■ YOUR TASK: Gather all lines with the word "content" in them.

■ SUPPLIED RECORDS:
▬▬▬▬▬▬▬▬▬▬

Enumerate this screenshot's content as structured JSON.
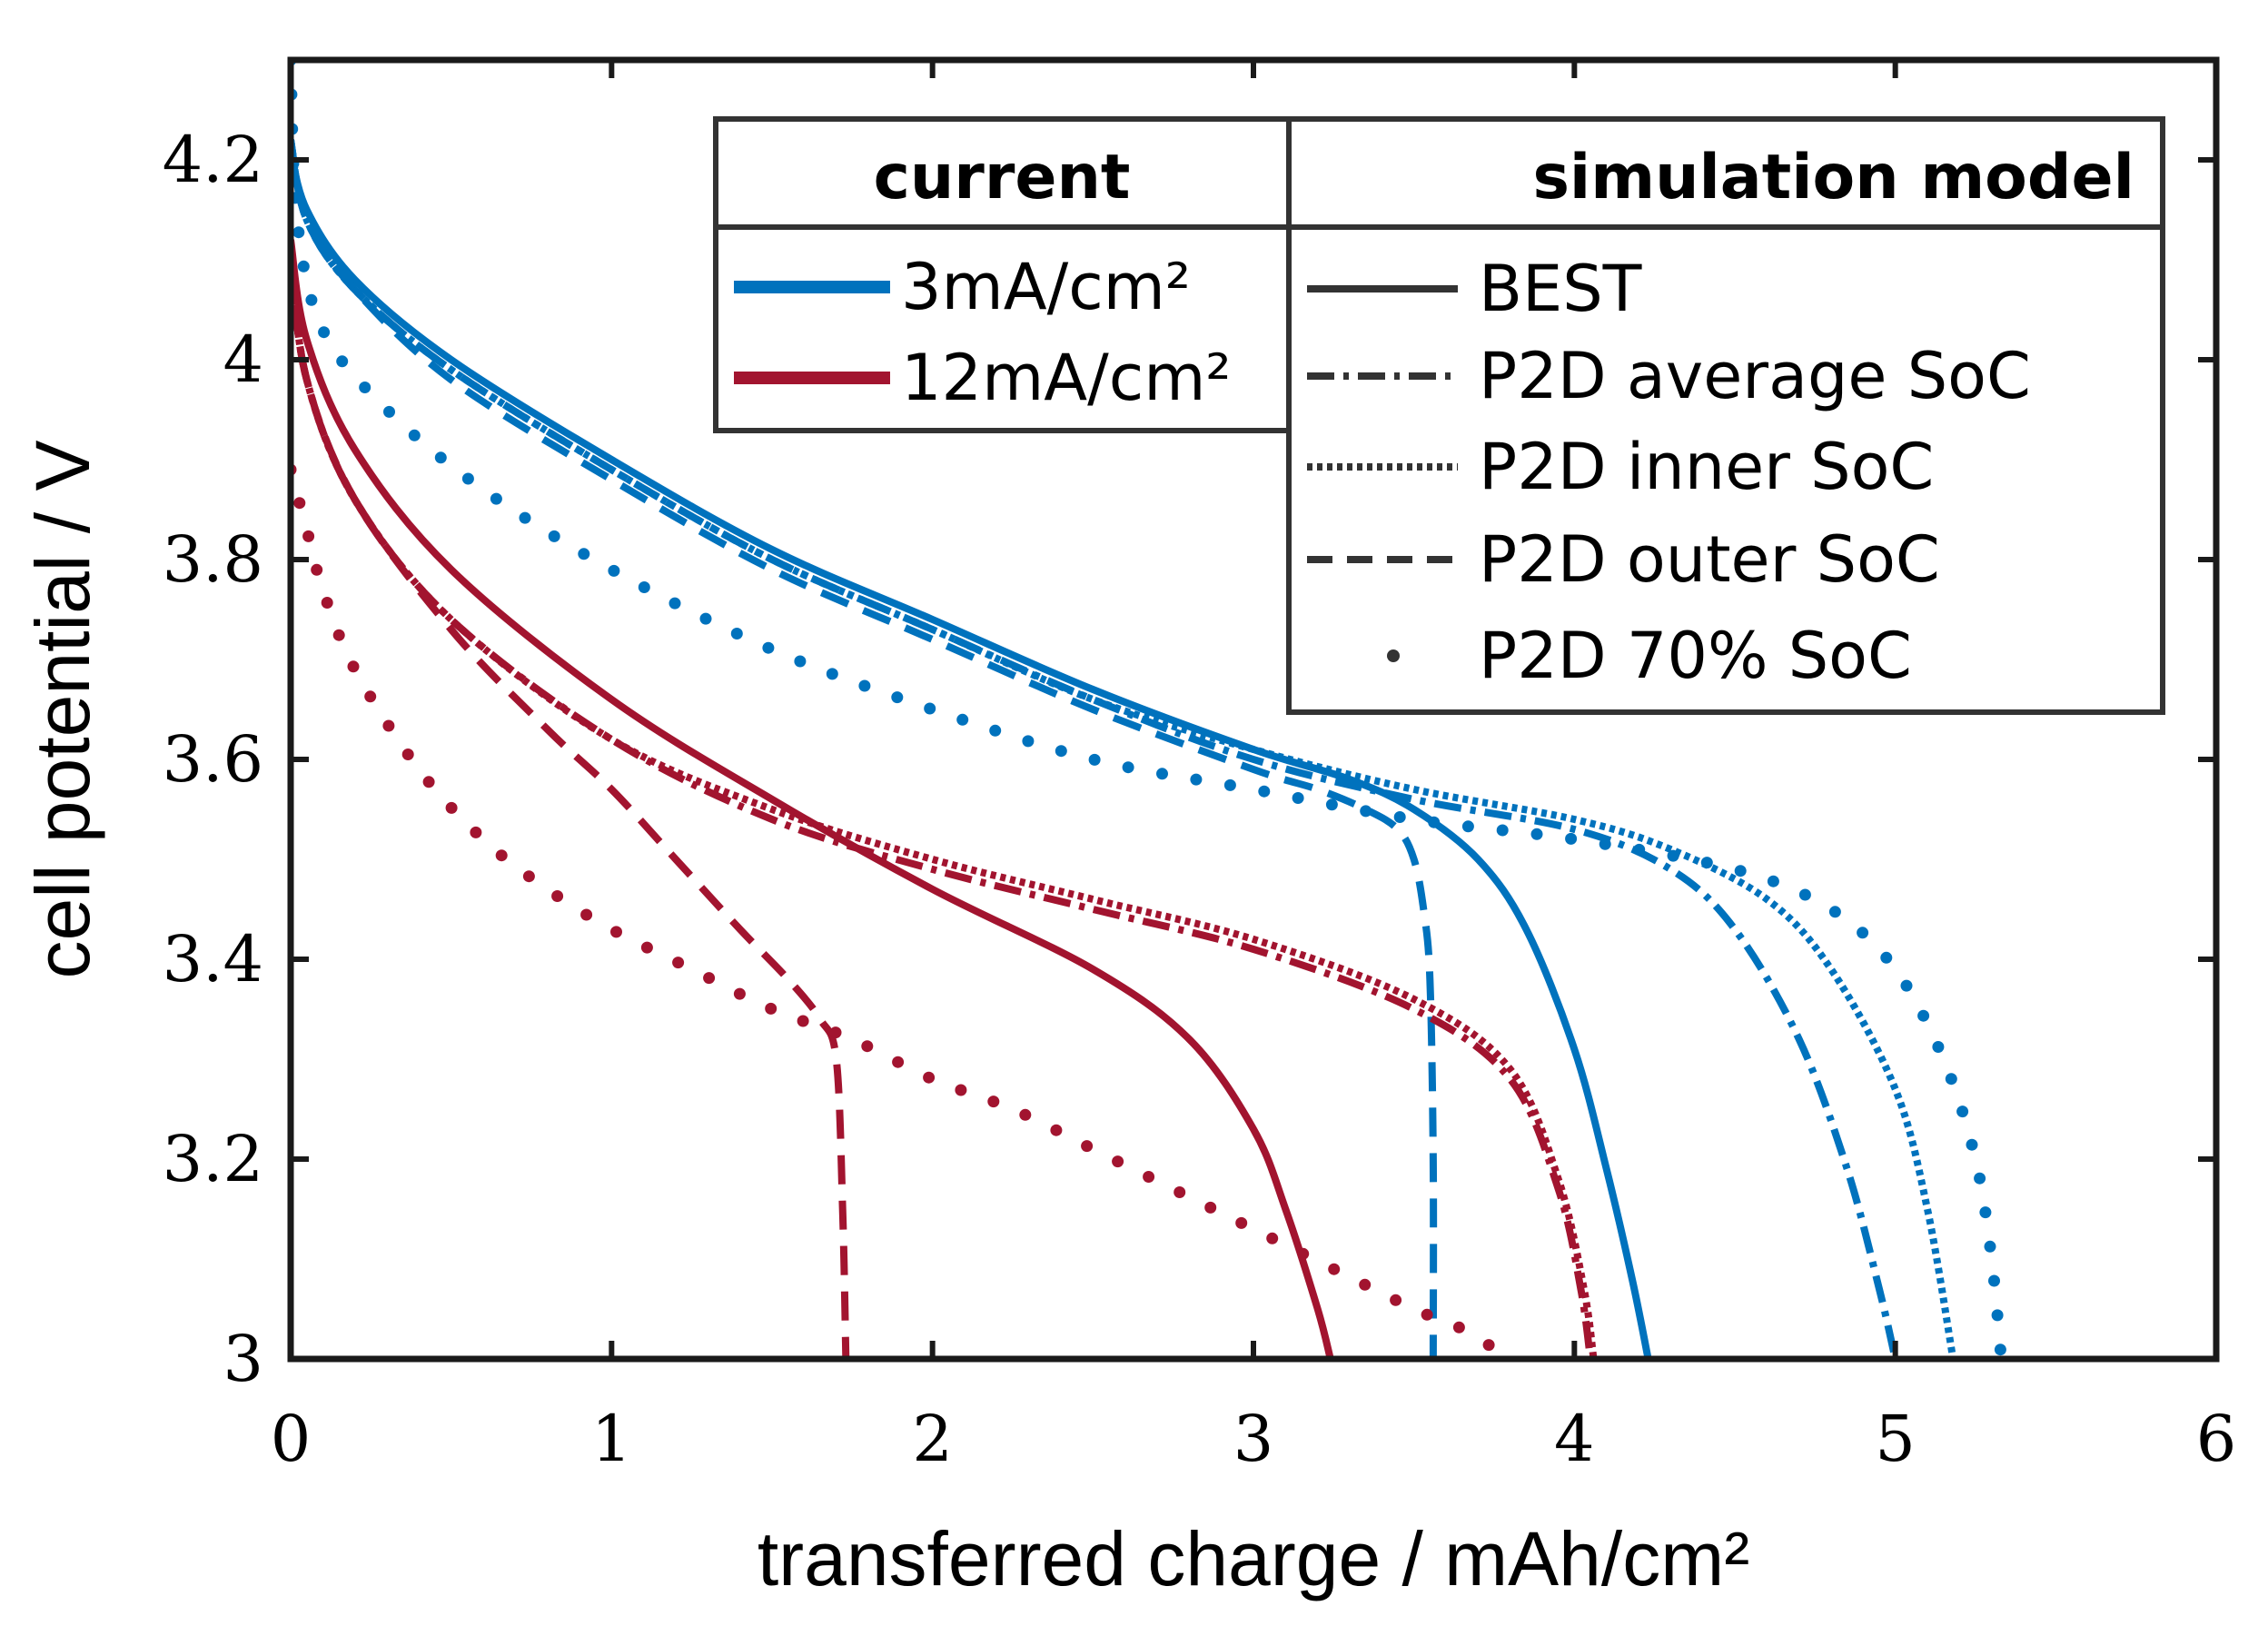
{
  "chart_data": {
    "type": "line",
    "title": "",
    "xlabel": "transferred charge / mAh/cm²",
    "ylabel": "cell potential / V",
    "xlim": [
      0,
      6
    ],
    "ylim": [
      3,
      4.3
    ],
    "x_ticks": [
      "0",
      "1",
      "2",
      "3",
      "4",
      "5",
      "6"
    ],
    "y_ticks": [
      "3",
      "3.2",
      "3.4",
      "3.6",
      "3.8",
      "4",
      "4.2"
    ],
    "grid": false,
    "colors": {
      "3mA": "#0072bd",
      "12mA": "#a2142f",
      "legend_line": "#333333"
    },
    "legend": {
      "placement": "top-right",
      "current_title": "current",
      "model_title": "simulation model",
      "current_entries": [
        {
          "label": "3mA/cm²",
          "color": "#0072bd"
        },
        {
          "label": "12mA/cm²",
          "color": "#a2142f"
        }
      ],
      "model_entries": [
        {
          "label": "BEST",
          "style": "solid"
        },
        {
          "label": "P2D average SoC",
          "style": "dashdot"
        },
        {
          "label": "P2D inner SoC",
          "style": "dotted"
        },
        {
          "label": "P2D outer SoC",
          "style": "dashed"
        },
        {
          "label": "P2D 70% SoC",
          "style": "sparse-dots"
        }
      ]
    },
    "series": [
      {
        "name": "BEST 3mA/cm²",
        "current": "3mA",
        "style": "solid",
        "x": [
          0,
          0.05,
          0.2,
          0.5,
          1.0,
          1.5,
          2.0,
          2.5,
          3.0,
          3.3,
          3.5,
          3.7,
          3.85,
          4.0,
          4.1,
          4.18,
          4.23
        ],
        "y": [
          4.21,
          4.15,
          4.08,
          4.0,
          3.9,
          3.81,
          3.74,
          3.67,
          3.61,
          3.58,
          3.55,
          3.5,
          3.43,
          3.31,
          3.19,
          3.08,
          3.0
        ]
      },
      {
        "name": "P2D average SoC 3mA/cm²",
        "current": "3mA",
        "style": "dashdot",
        "x": [
          0,
          0.05,
          0.2,
          0.5,
          1.0,
          1.5,
          2.0,
          2.5,
          3.0,
          3.5,
          4.0,
          4.3,
          4.5,
          4.7,
          4.85,
          4.95,
          5.0
        ],
        "y": [
          4.22,
          4.14,
          4.07,
          3.99,
          3.89,
          3.8,
          3.73,
          3.66,
          3.6,
          3.56,
          3.53,
          3.49,
          3.43,
          3.32,
          3.19,
          3.07,
          3.0
        ]
      },
      {
        "name": "P2D inner SoC 3mA/cm²",
        "current": "3mA",
        "style": "dotted",
        "x": [
          0,
          0.05,
          0.2,
          0.5,
          1.0,
          1.5,
          2.0,
          2.5,
          3.0,
          3.5,
          4.0,
          4.3,
          4.6,
          4.8,
          5.0,
          5.1,
          5.18
        ],
        "y": [
          4.22,
          4.14,
          4.07,
          3.99,
          3.89,
          3.8,
          3.73,
          3.66,
          3.61,
          3.57,
          3.54,
          3.51,
          3.46,
          3.39,
          3.27,
          3.15,
          3.0
        ]
      },
      {
        "name": "P2D outer SoC 3mA/cm²",
        "current": "3mA",
        "style": "dashed",
        "x": [
          0,
          0.05,
          0.2,
          0.5,
          1.0,
          1.5,
          2.0,
          2.5,
          3.0,
          3.2,
          3.35,
          3.45,
          3.5,
          3.53,
          3.55,
          3.56,
          3.56
        ],
        "y": [
          4.22,
          4.14,
          4.07,
          3.98,
          3.88,
          3.79,
          3.72,
          3.65,
          3.59,
          3.57,
          3.55,
          3.53,
          3.5,
          3.45,
          3.38,
          3.2,
          3.0
        ]
      },
      {
        "name": "P2D 70% SoC 3mA/cm²",
        "current": "3mA",
        "style": "sparse-dots",
        "x": [
          0,
          0.02,
          0.1,
          0.3,
          0.6,
          1.0,
          1.5,
          2.0,
          2.5,
          3.0,
          3.5,
          4.0,
          4.5,
          4.8,
          5.0,
          5.15,
          5.25,
          5.3,
          5.33
        ],
        "y": [
          4.3,
          4.14,
          4.03,
          3.95,
          3.87,
          3.79,
          3.71,
          3.65,
          3.6,
          3.57,
          3.54,
          3.52,
          3.49,
          3.45,
          3.39,
          3.3,
          3.2,
          3.1,
          3.0
        ]
      },
      {
        "name": "BEST 12mA/cm²",
        "current": "12mA",
        "style": "solid",
        "x": [
          0,
          0.05,
          0.2,
          0.5,
          1.0,
          1.5,
          2.0,
          2.5,
          2.8,
          3.0,
          3.1,
          3.2,
          3.24
        ],
        "y": [
          4.12,
          4.02,
          3.91,
          3.79,
          3.66,
          3.56,
          3.47,
          3.39,
          3.32,
          3.23,
          3.15,
          3.05,
          3.0
        ]
      },
      {
        "name": "P2D average SoC 12mA/cm²",
        "current": "12mA",
        "style": "dashdot",
        "x": [
          0,
          0.05,
          0.2,
          0.5,
          1.0,
          1.5,
          2.0,
          2.5,
          3.0,
          3.5,
          3.8,
          3.95,
          4.02,
          4.05
        ],
        "y": [
          4.1,
          3.98,
          3.86,
          3.74,
          3.62,
          3.54,
          3.49,
          3.45,
          3.41,
          3.35,
          3.28,
          3.17,
          3.07,
          3.0
        ]
      },
      {
        "name": "P2D inner SoC 12mA/cm²",
        "current": "12mA",
        "style": "dotted",
        "x": [
          0,
          0.05,
          0.2,
          0.5,
          1.0,
          1.5,
          2.0,
          2.5,
          3.0,
          3.5,
          3.8,
          3.95,
          4.03,
          4.06
        ],
        "y": [
          4.1,
          3.98,
          3.86,
          3.74,
          3.62,
          3.55,
          3.5,
          3.46,
          3.42,
          3.36,
          3.29,
          3.18,
          3.07,
          3.0
        ]
      },
      {
        "name": "P2D outer SoC 12mA/cm²",
        "current": "12mA",
        "style": "dashed",
        "x": [
          0,
          0.05,
          0.2,
          0.5,
          0.8,
          1.0,
          1.2,
          1.4,
          1.55,
          1.65,
          1.7,
          1.72,
          1.73
        ],
        "y": [
          4.1,
          3.98,
          3.86,
          3.73,
          3.63,
          3.57,
          3.5,
          3.43,
          3.38,
          3.34,
          3.3,
          3.15,
          3.0
        ]
      },
      {
        "name": "P2D 70% SoC 12mA/cm²",
        "current": "12mA",
        "style": "sparse-dots",
        "x": [
          0,
          0.05,
          0.1,
          0.2,
          0.4,
          0.6,
          0.8,
          1.0,
          1.25,
          1.5,
          1.75,
          2.0,
          2.25,
          2.5,
          2.75,
          3.0,
          3.25,
          3.5,
          3.65,
          3.8
        ],
        "y": [
          3.89,
          3.83,
          3.77,
          3.69,
          3.59,
          3.52,
          3.47,
          3.43,
          3.39,
          3.35,
          3.32,
          3.28,
          3.25,
          3.21,
          3.17,
          3.13,
          3.09,
          3.05,
          3.03,
          3.0
        ]
      }
    ]
  }
}
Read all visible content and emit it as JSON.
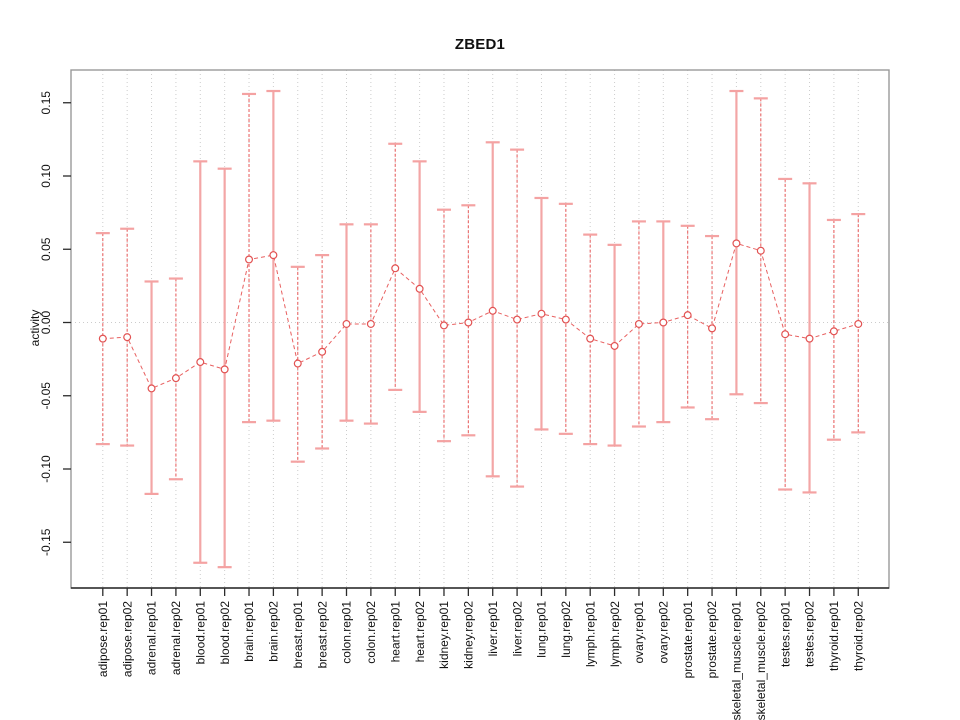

▬▬▬▬▬▬▬▬▬▬

■ THE SOLUTION:
Enumerate this screenshot's content as structured JSON.
Read all visible content and emit it as JSON.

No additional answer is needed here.